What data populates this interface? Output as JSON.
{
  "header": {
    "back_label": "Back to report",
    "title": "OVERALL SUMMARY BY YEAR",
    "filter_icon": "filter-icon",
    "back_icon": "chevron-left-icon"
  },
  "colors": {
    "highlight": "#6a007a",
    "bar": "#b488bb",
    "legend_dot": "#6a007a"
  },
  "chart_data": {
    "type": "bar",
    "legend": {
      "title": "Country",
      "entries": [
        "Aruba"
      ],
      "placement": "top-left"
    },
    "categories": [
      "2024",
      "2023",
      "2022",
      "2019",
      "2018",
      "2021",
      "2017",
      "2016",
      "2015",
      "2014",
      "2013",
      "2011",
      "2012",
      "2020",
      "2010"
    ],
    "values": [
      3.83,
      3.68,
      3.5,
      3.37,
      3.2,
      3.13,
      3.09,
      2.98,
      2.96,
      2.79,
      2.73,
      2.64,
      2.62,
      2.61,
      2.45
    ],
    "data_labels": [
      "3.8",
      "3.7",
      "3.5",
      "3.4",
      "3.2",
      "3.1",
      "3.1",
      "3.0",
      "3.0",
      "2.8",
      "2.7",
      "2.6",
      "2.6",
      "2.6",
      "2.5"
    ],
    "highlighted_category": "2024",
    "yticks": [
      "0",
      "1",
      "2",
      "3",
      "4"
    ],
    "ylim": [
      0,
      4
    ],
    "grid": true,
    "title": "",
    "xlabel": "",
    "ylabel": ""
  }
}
::::::
* To be done
Reproduce the data, keeping every line exactly the same.

* Solved problem
What data populates this interface? Output as JSON.
{
  "header": {
    "back_label": "Back to report",
    "title": "OVERALL SUMMARY BY YEAR",
    "filter_icon": "filter-icon",
    "back_icon": "chevron-left-icon"
  },
  "colors": {
    "highlight": "#6a007a",
    "bar": "#b488bb",
    "legend_dot": "#6a007a"
  },
  "chart_data": {
    "type": "bar",
    "legend": {
      "title": "Country",
      "entries": [
        "Aruba"
      ],
      "placement": "top-left"
    },
    "categories": [
      "2024",
      "2023",
      "2022",
      "2019",
      "2018",
      "2021",
      "2017",
      "2016",
      "2015",
      "2014",
      "2013",
      "2011",
      "2012",
      "2020",
      "2010"
    ],
    "values": [
      3.83,
      3.68,
      3.5,
      3.37,
      3.2,
      3.13,
      3.09,
      2.98,
      2.96,
      2.79,
      2.73,
      2.64,
      2.62,
      2.61,
      2.45
    ],
    "data_labels": [
      "3.8",
      "3.7",
      "3.5",
      "3.4",
      "3.2",
      "3.1",
      "3.1",
      "3.0",
      "3.0",
      "2.8",
      "2.7",
      "2.6",
      "2.6",
      "2.6",
      "2.5"
    ],
    "highlighted_category": "2024",
    "yticks": [
      "0",
      "1",
      "2",
      "3",
      "4"
    ],
    "ylim": [
      0,
      4
    ],
    "grid": true,
    "title": "",
    "xlabel": "",
    "ylabel": ""
  }
}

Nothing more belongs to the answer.